THE PROBLEM: Write the records out again, precisely as they stand.

[Collection entries]

[Begin]

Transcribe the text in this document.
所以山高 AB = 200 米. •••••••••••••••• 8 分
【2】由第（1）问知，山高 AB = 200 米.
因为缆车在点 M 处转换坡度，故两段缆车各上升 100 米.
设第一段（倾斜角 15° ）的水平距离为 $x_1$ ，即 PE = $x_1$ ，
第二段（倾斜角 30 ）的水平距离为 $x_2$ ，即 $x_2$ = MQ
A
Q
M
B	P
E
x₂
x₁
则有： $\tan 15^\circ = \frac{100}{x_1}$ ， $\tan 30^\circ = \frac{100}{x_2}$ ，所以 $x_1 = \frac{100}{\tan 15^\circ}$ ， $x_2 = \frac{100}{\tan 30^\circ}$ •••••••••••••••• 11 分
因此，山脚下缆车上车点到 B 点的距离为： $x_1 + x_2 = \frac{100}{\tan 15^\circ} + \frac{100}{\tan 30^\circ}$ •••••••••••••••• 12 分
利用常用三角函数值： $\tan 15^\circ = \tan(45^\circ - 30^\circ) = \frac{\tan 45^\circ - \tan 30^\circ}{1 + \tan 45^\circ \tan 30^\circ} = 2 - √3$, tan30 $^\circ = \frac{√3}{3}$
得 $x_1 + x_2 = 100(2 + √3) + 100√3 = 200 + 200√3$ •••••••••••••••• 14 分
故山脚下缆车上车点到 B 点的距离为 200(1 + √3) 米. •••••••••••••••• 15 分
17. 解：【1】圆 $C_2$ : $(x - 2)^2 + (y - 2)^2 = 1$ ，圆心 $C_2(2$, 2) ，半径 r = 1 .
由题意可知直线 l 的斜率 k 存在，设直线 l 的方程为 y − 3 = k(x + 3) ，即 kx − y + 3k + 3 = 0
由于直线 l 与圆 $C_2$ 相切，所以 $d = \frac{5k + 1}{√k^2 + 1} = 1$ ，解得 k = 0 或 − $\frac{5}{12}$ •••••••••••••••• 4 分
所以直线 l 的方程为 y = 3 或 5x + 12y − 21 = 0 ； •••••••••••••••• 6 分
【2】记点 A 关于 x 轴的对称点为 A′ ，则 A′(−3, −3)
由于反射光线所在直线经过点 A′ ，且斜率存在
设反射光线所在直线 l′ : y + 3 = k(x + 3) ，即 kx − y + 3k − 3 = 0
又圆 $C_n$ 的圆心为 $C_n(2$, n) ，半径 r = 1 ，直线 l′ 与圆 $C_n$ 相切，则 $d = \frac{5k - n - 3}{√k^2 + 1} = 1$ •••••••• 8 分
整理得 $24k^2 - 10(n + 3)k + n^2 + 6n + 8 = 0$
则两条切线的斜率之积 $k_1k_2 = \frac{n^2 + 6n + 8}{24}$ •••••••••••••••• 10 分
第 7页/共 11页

[End]

TASK RESULT:
Transcribe the text in this document.
所以山高 AB = 200 米. •••••••••••••••• 8 分
【2】由第（1）问知，山高 AB = 200 米.
因为缆车在点 M 处转换坡度，故两段缆车各上升 100 米.
设第一段（倾斜角 15° ）的水平距离为 $x_1$ ，即 PE = $x_1$ ，
第二段（倾斜角 30 ）的水平距离为 $x_2$ ，即 $x_2$ = MQ
A
Q
M
B	P
E
x₂
x₁
则有： $\tan 15^\circ = \frac{100}{x_1}$ ， $\tan 30^\circ = \frac{100}{x_2}$ ，所以 $x_1 = \frac{100}{\tan 15^\circ}$ ， $x_2 = \frac{100}{\tan 30^\circ}$ •••••••••••••••• 11 分
因此，山脚下缆车上车点到 B 点的距离为： $x_1 + x_2 = \frac{100}{\tan 15^\circ} + \frac{100}{\tan 30^\circ}$ •••••••••••••••• 12 分
利用常用三角函数值： $\tan 15^\circ = \tan(45^\circ - 30^\circ) = \frac{\tan 45^\circ - \tan 30^\circ}{1 + \tan 45^\circ \tan 30^\circ} = 2 - √3$, tan30 $^\circ = \frac{√3}{3}$
得 $x_1 + x_2 = 100(2 + √3) + 100√3 = 200 + 200√3$ •••••••••••••••• 14 分
故山脚下缆车上车点到 B 点的距离为 200(1 + √3) 米. •••••••••••••••• 15 分
17. 解：【1】圆 $C_2$ : $(x - 2)^2 + (y - 2)^2 = 1$ ，圆心 $C_2(2$, 2) ，半径 r = 1 .
由题意可知直线 l 的斜率 k 存在，设直线 l 的方程为 y − 3 = k(x + 3) ，即 kx − y + 3k + 3 = 0
由于直线 l 与圆 $C_2$ 相切，所以 $d = \frac{5k + 1}{√k^2 + 1} = 1$ ，解得 k = 0 或 − $\frac{5}{12}$ •••••••••••••••• 4 分
所以直线 l 的方程为 y = 3 或 5x + 12y − 21 = 0 ； •••••••••••••••• 6 分
【2】记点 A 关于 x 轴的对称点为 A′ ，则 A′(−3, −3)
由于反射光线所在直线经过点 A′ ，且斜率存在
设反射光线所在直线 l′ : y + 3 = k(x + 3) ，即 kx − y + 3k − 3 = 0
又圆 $C_n$ 的圆心为 $C_n(2$, n) ，半径 r = 1 ，直线 l′ 与圆 $C_n$ 相切，则 $d = \frac{5k - n - 3}{√k^2 + 1} = 1$ •••••••• 8 分
整理得 $24k^2 - 10(n + 3)k + n^2 + 6n + 8 = 0$
则两条切线的斜率之积 $k_1k_2 = \frac{n^2 + 6n + 8}{24}$ •••••••••••••••• 10 分
第 7页/共 11页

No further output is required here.